> _Requisitos_: Por favor, copie o trecho de origem abaixo na íntegra, sem alterar nenhuma palavra.

╭─ Trecho de origem

Eu nasci em Porto Alegre, no dia 17 de novembro de 1985, portanto tenho 25 anos. Aos 15 me mudei para Santa Maria, onde terminei o Ensino Médio e fiz a faculdade de Comunicação Social - Habilitação Jornalismo, na UFSM. Logo após concluído o curso, voltei para Porto Alegre para fazer a Oficina de Criação Literária do escritor Luiz Antonio de Assis Brasil. Desde então, trabalho como jornalista cultural freelance, colaborando com veículos como a Revista da Cultura, a Continuum (do Itaú Cultural) e a espanhola Zona de Obras. Também sou colaborador do Goethe-Institut Porto Alegre, em projetos ligados a quadrinhos, e do Itaú Cultural. E estou desenvolvendo uma reportagem em quadrinhos sobre as favelas cariocas para o site holandês Cartoon Movement. Além do português, falo inglês e alemão, e estou aprendendo japonês.

2) De quem partiu a iniciativa de traduzir o Johnny Cash? Já conhecias o trabalho do Kleist?

╰─
╭─ Informações fornecidas

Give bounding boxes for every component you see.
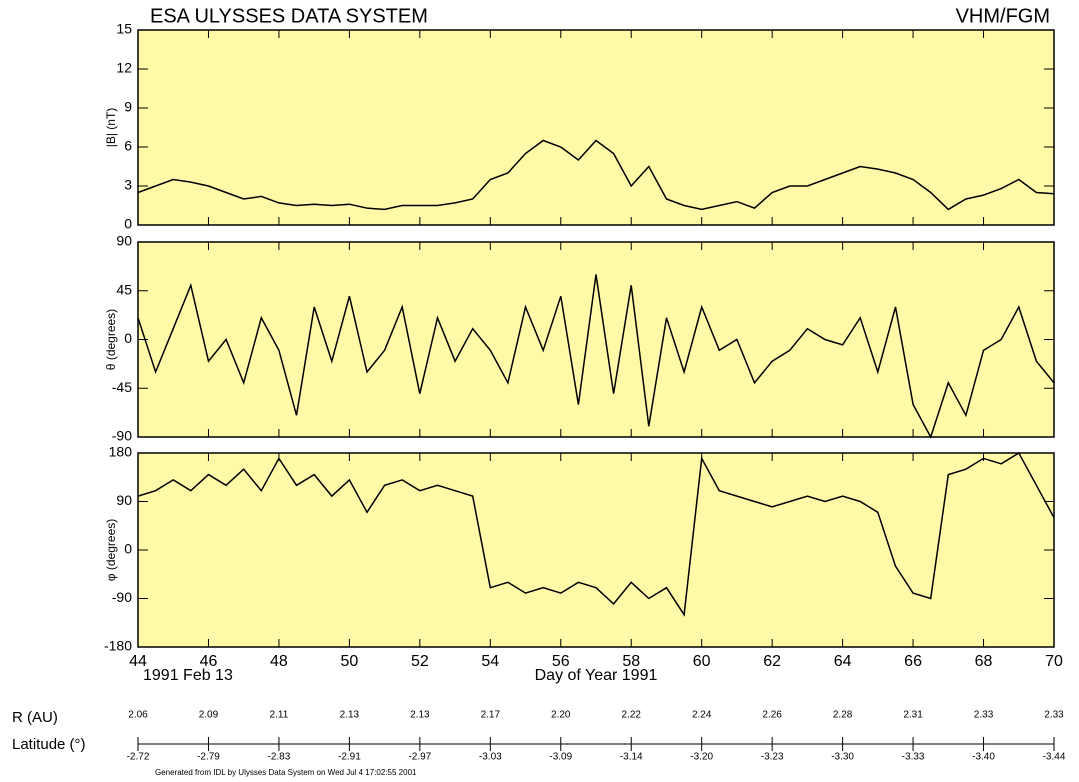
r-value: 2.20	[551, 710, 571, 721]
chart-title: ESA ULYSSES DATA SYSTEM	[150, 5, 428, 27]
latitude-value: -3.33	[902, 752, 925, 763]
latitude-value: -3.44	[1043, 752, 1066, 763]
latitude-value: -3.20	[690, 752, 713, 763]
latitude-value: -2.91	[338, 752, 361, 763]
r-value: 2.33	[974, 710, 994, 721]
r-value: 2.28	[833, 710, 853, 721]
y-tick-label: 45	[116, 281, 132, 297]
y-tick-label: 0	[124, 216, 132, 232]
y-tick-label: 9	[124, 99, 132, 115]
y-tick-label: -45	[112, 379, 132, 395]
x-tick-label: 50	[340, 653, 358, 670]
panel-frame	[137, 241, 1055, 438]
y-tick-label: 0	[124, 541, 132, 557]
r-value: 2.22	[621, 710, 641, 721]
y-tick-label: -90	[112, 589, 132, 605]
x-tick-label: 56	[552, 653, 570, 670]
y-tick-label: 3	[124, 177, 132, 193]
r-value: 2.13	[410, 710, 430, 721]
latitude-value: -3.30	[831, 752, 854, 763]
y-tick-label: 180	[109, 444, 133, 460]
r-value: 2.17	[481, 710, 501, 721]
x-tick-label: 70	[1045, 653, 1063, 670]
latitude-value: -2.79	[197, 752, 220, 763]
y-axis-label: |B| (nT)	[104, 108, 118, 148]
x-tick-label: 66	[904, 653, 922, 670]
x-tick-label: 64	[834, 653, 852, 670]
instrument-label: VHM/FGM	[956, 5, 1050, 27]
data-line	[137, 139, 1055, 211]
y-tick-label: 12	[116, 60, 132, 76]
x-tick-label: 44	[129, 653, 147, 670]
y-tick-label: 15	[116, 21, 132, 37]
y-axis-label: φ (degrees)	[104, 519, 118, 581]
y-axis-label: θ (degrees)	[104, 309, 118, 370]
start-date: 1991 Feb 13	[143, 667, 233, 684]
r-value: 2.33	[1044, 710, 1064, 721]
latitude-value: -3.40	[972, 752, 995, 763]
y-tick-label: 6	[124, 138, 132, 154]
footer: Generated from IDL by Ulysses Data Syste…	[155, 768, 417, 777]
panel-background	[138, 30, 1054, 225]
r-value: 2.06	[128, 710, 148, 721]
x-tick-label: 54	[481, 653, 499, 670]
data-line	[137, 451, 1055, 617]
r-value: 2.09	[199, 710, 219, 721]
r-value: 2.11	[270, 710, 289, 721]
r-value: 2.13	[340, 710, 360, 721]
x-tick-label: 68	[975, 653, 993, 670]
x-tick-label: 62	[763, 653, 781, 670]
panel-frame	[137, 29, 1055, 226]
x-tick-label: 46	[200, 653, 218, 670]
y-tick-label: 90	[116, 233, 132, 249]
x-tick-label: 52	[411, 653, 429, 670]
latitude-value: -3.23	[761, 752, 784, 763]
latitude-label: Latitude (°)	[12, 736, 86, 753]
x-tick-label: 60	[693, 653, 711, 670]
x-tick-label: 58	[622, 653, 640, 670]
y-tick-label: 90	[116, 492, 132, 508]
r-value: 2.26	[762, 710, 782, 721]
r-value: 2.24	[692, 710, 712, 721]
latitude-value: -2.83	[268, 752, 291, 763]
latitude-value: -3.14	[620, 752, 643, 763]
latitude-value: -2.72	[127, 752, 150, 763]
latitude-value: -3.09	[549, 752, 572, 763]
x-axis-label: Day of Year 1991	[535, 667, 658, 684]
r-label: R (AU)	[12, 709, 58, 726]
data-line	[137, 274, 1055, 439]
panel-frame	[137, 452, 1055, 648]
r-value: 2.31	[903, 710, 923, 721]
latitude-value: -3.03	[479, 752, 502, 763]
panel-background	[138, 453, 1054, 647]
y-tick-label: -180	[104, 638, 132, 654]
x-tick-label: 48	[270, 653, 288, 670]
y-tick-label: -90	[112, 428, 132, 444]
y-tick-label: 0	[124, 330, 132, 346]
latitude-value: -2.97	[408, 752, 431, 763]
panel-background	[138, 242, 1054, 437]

╰─

> _Resposta à tarefa_:
Eu nasci em Porto Alegre, no dia 17 de novembro de 1985, portanto tenho 25 anos. Aos 15 me mudei para Santa Maria, onde terminei o Ensino Médio e fiz a faculdade de Comunicação Social - Habilitação Jornalismo, na UFSM. Logo após concluído o curso, voltei para Porto Alegre para fazer a Oficina de Criação Literária do escritor Luiz Antonio de Assis Brasil. Desde então, trabalho como jornalista cultural freelance, colaborando com veículos como a Revista da Cultura, a Continuum (do Itaú Cultural) e a espanhola Zona de Obras. Também sou colaborador do Goethe-Institut Porto Alegre, em projetos ligados a quadrinhos, e do Itaú Cultural. E estou desenvolvendo uma reportagem em quadrinhos sobre as favelas cariocas para o site holandês Cartoon Movement. Além do português, falo inglês e alemão, e estou aprendendo japonês.

2) De quem partiu a iniciativa de traduzir o Johnny Cash? Já conhecias o trabalho do Kleist?